▶ _Exercise_
Reproduce the following material exactly, including every line.

__________________________________________________

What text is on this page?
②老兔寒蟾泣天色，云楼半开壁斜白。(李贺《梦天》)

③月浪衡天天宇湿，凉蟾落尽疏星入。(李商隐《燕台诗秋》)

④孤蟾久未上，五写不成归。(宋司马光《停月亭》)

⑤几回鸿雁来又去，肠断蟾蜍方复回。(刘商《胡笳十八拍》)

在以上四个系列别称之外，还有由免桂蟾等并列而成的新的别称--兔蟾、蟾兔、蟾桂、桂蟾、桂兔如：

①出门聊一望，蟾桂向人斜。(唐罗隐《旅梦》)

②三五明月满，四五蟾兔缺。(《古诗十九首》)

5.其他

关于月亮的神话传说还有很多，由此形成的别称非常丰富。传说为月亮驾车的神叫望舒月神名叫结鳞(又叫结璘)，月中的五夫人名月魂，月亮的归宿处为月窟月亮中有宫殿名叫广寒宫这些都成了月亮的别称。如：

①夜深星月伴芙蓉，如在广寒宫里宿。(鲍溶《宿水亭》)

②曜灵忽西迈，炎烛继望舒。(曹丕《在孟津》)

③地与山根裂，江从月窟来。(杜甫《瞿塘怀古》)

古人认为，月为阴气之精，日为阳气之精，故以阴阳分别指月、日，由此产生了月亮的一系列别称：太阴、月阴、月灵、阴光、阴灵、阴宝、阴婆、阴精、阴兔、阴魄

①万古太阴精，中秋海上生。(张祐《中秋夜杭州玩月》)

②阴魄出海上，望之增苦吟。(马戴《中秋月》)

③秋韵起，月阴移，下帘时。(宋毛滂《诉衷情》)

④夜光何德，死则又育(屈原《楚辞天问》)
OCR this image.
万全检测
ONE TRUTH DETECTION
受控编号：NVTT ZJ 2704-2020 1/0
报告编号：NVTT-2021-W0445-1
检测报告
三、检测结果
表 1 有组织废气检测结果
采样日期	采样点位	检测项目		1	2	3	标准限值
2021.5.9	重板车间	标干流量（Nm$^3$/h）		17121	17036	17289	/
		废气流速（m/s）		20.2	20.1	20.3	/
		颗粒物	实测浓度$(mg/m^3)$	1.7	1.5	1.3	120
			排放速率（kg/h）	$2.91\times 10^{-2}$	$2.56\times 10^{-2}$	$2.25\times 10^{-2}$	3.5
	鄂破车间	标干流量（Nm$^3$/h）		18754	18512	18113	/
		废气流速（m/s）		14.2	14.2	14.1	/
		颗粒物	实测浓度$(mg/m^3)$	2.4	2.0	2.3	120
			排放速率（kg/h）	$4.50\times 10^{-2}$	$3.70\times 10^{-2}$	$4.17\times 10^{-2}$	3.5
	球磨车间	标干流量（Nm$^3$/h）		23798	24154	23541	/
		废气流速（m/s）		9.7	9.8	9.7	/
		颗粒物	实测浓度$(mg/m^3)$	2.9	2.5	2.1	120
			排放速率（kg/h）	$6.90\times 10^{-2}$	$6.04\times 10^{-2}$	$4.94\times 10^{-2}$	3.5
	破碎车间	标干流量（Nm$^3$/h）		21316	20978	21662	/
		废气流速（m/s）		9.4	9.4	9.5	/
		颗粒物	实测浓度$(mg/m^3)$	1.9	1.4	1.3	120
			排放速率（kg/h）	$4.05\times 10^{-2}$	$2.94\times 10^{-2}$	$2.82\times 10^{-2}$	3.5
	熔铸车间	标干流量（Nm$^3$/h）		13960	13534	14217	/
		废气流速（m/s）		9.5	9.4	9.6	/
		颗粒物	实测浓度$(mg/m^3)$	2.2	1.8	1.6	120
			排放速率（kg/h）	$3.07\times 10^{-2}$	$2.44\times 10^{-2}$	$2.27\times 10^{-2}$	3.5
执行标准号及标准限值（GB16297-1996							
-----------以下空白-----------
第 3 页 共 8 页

__________________________________________________

▶ _Task solution_
What text is on this page?
②老兔寒蟾泣天色，云楼半开壁斜白。(李贺《梦天》)

③月浪衡天天宇湿，凉蟾落尽疏星入。(李商隐《燕台诗秋》)

④孤蟾久未上，五写不成归。(宋司马光《停月亭》)

⑤几回鸿雁来又去，肠断蟾蜍方复回。(刘商《胡笳十八拍》)

在以上四个系列别称之外，还有由免桂蟾等并列而成的新的别称--兔蟾、蟾兔、蟾桂、桂蟾、桂兔如：

①出门聊一望，蟾桂向人斜。(唐罗隐《旅梦》)

②三五明月满，四五蟾兔缺。(《古诗十九首》)

5.其他

关于月亮的神话传说还有很多，由此形成的别称非常丰富。传说为月亮驾车的神叫望舒月神名叫结鳞(又叫结璘)，月中的五夫人名月魂，月亮的归宿处为月窟月亮中有宫殿名叫广寒宫这些都成了月亮的别称。如：

①夜深星月伴芙蓉，如在广寒宫里宿。(鲍溶《宿水亭》)

②曜灵忽西迈，炎烛继望舒。(曹丕《在孟津》)

③地与山根裂，江从月窟来。(杜甫《瞿塘怀古》)

古人认为，月为阴气之精，日为阳气之精，故以阴阳分别指月、日，由此产生了月亮的一系列别称：太阴、月阴、月灵、阴光、阴灵、阴宝、阴婆、阴精、阴兔、阴魄

①万古太阴精，中秋海上生。(张祐《中秋夜杭州玩月》)

②阴魄出海上，望之增苦吟。(马戴《中秋月》)

③秋韵起，月阴移，下帘时。(宋毛滂《诉衷情》)

④夜光何德，死则又育(屈原《楚辞天问》)
OCR this image.
万全检测
ONE TRUTH DETECTION
受控编号：NVTT ZJ 2704-2020 1/0
报告编号：NVTT-2021-W0445-1
检测报告
三、检测结果
表 1 有组织废气检测结果
采样日期	采样点位	检测项目		1	2	3	标准限值
2021.5.9	重板车间	标干流量（Nm$^3$/h）		17121	17036	17289	/
		废气流速（m/s）		20.2	20.1	20.3	/
		颗粒物	实测浓度$(mg/m^3)$	1.7	1.5	1.3	120
			排放速率（kg/h）	$2.91\times 10^{-2}$	$2.56\times 10^{-2}$	$2.25\times 10^{-2}$	3.5
	鄂破车间	标干流量（Nm$^3$/h）		18754	18512	18113	/
		废气流速（m/s）		14.2	14.2	14.1	/
		颗粒物	实测浓度$(mg/m^3)$	2.4	2.0	2.3	120
			排放速率（kg/h）	$4.50\times 10^{-2}$	$3.70\times 10^{-2}$	$4.17\times 10^{-2}$	3.5
	球磨车间	标干流量（Nm$^3$/h）		23798	24154	23541	/
		废气流速（m/s）		9.7	9.8	9.7	/
		颗粒物	实测浓度$(mg/m^3)$	2.9	2.5	2.1	120
			排放速率（kg/h）	$6.90\times 10^{-2}$	$6.04\times 10^{-2}$	$4.94\times 10^{-2}$	3.5
	破碎车间	标干流量（Nm$^3$/h）		21316	20978	21662	/
		废气流速（m/s）		9.4	9.4	9.5	/
		颗粒物	实测浓度$(mg/m^3)$	1.9	1.4	1.3	120
			排放速率（kg/h）	$4.05\times 10^{-2}$	$2.94\times 10^{-2}$	$2.82\times 10^{-2}$	3.5
	熔铸车间	标干流量（Nm$^3$/h）		13960	13534	14217	/
		废气流速（m/s）		9.5	9.4	9.6	/
		颗粒物	实测浓度$(mg/m^3)$	2.2	1.8	1.6	120
			排放速率（kg/h）	$3.07\times 10^{-2}$	$2.44\times 10^{-2}$	$2.27\times 10^{-2}$	3.5
执行标准号及标准限值（GB16297-1996							
-----------以下空白-----------
第 3 页 共 8 页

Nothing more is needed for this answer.